Directions — Write out, word for word, only the lines from the one containing "Convert this document image to plain text." through the final line of the data.

Records from a data source —
-----

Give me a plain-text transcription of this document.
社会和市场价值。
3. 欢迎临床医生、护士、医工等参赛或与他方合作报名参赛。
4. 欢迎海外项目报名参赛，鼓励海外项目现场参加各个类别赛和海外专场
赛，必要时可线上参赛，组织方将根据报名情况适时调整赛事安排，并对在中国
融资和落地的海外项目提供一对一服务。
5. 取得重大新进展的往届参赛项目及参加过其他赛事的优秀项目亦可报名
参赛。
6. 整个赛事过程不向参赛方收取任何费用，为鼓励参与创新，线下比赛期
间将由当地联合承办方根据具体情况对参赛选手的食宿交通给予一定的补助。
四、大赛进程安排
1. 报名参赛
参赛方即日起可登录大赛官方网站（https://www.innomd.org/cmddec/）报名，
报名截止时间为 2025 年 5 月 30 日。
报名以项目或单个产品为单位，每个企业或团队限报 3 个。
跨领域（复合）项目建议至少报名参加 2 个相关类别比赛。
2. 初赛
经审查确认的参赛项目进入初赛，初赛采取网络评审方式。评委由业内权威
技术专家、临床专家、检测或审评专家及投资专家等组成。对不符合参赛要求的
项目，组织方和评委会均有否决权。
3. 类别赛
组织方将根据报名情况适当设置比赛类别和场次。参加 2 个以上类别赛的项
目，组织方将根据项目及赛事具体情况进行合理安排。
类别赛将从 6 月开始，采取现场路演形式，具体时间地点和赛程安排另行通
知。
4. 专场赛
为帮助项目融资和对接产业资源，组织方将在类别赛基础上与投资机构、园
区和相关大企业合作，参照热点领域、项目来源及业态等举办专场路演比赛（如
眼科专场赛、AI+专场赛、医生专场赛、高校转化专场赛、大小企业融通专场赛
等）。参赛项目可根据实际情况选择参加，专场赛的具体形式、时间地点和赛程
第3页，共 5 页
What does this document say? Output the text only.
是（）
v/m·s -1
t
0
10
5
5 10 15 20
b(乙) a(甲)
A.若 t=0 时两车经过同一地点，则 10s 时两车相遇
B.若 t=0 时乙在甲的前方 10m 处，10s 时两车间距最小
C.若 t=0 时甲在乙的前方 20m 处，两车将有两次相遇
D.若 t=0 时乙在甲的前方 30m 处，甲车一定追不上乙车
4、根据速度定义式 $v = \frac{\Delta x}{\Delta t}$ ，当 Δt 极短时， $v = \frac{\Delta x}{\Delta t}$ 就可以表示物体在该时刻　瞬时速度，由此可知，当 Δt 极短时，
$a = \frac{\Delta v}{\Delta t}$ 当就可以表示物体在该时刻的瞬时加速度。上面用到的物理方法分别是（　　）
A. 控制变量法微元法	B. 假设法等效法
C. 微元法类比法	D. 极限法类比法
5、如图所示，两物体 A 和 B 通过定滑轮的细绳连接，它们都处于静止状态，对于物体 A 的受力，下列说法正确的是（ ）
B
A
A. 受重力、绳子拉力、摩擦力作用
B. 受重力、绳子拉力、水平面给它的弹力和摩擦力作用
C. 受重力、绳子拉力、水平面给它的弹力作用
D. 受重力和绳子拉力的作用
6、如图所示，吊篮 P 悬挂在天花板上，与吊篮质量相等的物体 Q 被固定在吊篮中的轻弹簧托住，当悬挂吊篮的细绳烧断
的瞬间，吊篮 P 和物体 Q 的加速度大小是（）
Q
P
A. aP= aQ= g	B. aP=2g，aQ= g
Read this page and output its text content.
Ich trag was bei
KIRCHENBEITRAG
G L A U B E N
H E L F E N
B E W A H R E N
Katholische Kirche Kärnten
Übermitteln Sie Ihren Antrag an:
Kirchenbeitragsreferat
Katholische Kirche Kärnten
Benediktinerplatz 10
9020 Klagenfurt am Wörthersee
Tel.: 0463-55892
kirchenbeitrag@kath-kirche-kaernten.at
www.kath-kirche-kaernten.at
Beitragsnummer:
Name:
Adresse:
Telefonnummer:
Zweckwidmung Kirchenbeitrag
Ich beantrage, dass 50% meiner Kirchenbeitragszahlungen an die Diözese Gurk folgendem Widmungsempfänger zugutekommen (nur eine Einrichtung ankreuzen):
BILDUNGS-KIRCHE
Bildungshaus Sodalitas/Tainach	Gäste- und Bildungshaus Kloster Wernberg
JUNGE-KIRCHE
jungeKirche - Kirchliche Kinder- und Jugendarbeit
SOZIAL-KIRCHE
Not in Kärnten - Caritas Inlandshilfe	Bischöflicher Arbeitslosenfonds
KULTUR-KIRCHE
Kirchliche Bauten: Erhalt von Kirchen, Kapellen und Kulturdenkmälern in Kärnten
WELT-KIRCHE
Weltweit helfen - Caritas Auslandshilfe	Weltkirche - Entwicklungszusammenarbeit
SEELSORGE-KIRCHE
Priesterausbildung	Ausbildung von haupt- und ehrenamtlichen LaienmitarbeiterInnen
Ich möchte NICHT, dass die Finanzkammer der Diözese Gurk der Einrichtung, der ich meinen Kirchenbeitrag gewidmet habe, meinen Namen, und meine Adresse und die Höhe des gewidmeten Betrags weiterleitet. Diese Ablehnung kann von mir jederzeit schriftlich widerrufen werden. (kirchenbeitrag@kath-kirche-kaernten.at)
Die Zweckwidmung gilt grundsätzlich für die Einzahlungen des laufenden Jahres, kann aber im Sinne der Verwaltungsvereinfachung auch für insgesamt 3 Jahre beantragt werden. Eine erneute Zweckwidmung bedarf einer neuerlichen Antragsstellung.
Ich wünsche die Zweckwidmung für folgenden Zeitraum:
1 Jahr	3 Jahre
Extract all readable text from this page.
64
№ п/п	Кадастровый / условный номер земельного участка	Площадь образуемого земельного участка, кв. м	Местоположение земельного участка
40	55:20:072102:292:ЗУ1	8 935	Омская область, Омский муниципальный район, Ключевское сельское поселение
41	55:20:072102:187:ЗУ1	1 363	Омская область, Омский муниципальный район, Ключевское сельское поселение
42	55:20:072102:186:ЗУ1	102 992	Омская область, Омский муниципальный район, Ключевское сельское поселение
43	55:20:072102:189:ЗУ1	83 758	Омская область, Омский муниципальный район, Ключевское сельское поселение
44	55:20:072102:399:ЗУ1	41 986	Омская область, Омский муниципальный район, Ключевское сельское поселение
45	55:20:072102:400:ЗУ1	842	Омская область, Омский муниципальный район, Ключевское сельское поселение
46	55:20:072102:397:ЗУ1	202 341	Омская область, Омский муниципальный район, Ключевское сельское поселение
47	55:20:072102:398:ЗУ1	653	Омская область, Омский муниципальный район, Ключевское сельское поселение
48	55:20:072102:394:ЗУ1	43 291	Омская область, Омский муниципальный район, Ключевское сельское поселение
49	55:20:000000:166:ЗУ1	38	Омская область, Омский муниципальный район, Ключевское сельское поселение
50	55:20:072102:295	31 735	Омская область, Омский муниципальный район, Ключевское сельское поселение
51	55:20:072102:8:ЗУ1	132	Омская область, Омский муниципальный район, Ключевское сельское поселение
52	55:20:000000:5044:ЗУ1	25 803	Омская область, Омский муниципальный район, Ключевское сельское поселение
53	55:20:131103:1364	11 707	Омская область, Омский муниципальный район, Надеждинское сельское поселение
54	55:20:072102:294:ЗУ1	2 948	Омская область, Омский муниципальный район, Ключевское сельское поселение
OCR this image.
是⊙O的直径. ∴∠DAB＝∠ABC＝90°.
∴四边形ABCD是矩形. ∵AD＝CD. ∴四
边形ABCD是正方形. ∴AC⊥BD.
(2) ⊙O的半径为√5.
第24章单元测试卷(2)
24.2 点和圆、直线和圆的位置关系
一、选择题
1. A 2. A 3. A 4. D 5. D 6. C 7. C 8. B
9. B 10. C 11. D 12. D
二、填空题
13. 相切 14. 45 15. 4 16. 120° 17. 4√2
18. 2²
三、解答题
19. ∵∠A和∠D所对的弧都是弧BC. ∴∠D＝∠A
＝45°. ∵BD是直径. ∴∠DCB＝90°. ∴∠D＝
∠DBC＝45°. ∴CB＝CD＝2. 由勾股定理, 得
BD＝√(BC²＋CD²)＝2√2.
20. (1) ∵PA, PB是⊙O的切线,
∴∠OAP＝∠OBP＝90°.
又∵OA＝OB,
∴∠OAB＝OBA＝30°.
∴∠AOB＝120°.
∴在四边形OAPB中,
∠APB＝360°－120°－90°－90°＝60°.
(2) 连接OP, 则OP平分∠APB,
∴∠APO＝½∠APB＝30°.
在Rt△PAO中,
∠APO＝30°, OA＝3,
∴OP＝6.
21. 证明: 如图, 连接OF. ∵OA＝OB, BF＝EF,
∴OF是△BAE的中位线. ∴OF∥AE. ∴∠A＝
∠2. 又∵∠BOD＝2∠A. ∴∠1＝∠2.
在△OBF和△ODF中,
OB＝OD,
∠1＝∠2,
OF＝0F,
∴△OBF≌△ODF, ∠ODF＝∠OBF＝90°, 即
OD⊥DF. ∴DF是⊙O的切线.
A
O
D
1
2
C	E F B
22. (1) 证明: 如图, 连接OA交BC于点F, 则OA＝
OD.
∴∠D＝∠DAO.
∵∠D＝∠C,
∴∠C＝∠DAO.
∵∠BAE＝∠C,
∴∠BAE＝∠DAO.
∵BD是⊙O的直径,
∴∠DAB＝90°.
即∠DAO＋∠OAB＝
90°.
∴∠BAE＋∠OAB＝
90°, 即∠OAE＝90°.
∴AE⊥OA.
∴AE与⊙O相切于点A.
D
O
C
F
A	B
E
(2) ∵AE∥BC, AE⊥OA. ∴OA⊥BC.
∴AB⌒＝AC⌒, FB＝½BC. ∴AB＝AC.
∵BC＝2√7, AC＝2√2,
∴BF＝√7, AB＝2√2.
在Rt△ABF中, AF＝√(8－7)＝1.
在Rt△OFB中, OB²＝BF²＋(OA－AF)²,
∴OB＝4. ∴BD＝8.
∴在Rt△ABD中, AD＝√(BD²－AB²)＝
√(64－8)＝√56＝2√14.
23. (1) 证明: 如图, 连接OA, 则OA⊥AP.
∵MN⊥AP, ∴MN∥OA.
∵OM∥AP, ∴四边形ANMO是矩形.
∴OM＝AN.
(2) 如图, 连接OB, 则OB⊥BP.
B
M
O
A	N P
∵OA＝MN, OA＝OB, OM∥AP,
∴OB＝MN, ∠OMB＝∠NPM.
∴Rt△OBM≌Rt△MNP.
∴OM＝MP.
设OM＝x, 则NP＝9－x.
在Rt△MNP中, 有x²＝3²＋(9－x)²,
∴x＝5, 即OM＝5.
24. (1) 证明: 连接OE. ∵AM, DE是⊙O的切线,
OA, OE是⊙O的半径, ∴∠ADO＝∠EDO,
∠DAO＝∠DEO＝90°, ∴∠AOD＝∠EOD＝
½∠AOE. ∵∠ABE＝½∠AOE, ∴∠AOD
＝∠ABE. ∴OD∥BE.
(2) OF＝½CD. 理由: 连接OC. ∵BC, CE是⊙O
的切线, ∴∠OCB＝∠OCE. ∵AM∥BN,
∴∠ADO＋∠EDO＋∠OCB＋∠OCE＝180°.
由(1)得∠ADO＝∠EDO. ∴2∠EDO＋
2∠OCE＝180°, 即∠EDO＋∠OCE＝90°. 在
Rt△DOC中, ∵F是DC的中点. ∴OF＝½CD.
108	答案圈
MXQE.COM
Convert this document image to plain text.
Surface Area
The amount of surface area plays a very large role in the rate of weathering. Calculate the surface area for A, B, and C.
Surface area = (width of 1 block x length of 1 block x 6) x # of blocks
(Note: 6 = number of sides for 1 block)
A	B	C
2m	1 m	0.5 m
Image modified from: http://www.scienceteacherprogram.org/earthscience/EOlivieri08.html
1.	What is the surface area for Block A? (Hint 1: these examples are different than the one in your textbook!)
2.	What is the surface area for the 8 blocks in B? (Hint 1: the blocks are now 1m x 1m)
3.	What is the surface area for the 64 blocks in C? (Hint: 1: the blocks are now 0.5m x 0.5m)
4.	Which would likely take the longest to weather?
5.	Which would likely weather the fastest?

-----

Full answer —
Convert this document image to plain text.
Surface Area
The amount of surface area plays a very large role in the rate of weathering. Calculate the surface area for A, B, and C.
Surface area = (width of 1 block x length of 1 block x 6) x # of blocks
(Note: 6 = number of sides for 1 block)
A	B	C
2m	1 m	0.5 m
Image modified from: http://www.scienceteacherprogram.org/earthscience/EOlivieri08.html
1.	What is the surface area for Block A? (Hint 1: these examples are different than the one in your textbook!)
2.	What is the surface area for the 8 blocks in B? (Hint 1: the blocks are now 1m x 1m)
3.	What is the surface area for the 64 blocks in C? (Hint: 1: the blocks are now 0.5m x 0.5m)
4.	Which would likely take the longest to weather?
5.	Which would likely weather the fastest?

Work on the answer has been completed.